Work to do:
The entries below are to be repeated exactly as they stand.

Provided information:
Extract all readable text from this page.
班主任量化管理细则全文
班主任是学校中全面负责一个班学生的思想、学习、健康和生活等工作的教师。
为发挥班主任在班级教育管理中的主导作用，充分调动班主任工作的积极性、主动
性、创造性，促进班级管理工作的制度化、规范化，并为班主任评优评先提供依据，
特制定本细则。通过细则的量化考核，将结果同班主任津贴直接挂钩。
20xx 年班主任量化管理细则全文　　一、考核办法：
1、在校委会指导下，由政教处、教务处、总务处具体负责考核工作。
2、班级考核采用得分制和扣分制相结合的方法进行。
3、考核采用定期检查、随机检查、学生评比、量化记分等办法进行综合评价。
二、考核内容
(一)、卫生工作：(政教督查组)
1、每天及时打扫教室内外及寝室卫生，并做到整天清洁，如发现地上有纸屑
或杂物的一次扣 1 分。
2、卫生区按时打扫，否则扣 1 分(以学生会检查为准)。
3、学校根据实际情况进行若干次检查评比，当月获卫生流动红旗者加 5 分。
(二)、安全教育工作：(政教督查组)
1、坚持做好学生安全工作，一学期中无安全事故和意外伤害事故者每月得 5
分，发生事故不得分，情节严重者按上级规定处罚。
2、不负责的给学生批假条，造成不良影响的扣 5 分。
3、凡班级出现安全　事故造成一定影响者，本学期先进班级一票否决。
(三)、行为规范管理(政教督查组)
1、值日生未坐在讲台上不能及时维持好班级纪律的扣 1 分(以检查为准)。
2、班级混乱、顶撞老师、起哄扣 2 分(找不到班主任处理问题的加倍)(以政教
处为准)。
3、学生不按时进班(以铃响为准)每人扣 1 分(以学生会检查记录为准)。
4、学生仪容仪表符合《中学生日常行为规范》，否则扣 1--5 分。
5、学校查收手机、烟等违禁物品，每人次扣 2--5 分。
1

The answer:
Extract all readable text from this page.
班主任量化管理细则全文
班主任是学校中全面负责一个班学生的思想、学习、健康和生活等工作的教师。
为发挥班主任在班级教育管理中的主导作用，充分调动班主任工作的积极性、主动
性、创造性，促进班级管理工作的制度化、规范化，并为班主任评优评先提供依据，
特制定本细则。通过细则的量化考核，将结果同班主任津贴直接挂钩。
20xx 年班主任量化管理细则全文　　一、考核办法：
1、在校委会指导下，由政教处、教务处、总务处具体负责考核工作。
2、班级考核采用得分制和扣分制相结合的方法进行。
3、考核采用定期检查、随机检查、学生评比、量化记分等办法进行综合评价。
二、考核内容
(一)、卫生工作：(政教督查组)
1、每天及时打扫教室内外及寝室卫生，并做到整天清洁，如发现地上有纸屑
或杂物的一次扣 1 分。
2、卫生区按时打扫，否则扣 1 分(以学生会检查为准)。
3、学校根据实际情况进行若干次检查评比，当月获卫生流动红旗者加 5 分。
(二)、安全教育工作：(政教督查组)
1、坚持做好学生安全工作，一学期中无安全事故和意外伤害事故者每月得 5
分，发生事故不得分，情节严重者按上级规定处罚。
2、不负责的给学生批假条，造成不良影响的扣 5 分。
3、凡班级出现安全　事故造成一定影响者，本学期先进班级一票否决。
(三)、行为规范管理(政教督查组)
1、值日生未坐在讲台上不能及时维持好班级纪律的扣 1 分(以检查为准)。
2、班级混乱、顶撞老师、起哄扣 2 分(找不到班主任处理问题的加倍)(以政教
处为准)。
3、学生不按时进班(以铃响为准)每人扣 1 分(以学生会检查记录为准)。
4、学生仪容仪表符合《中学生日常行为规范》，否则扣 1--5 分。
5、学校查收手机、烟等违禁物品，每人次扣 2--5 分。
1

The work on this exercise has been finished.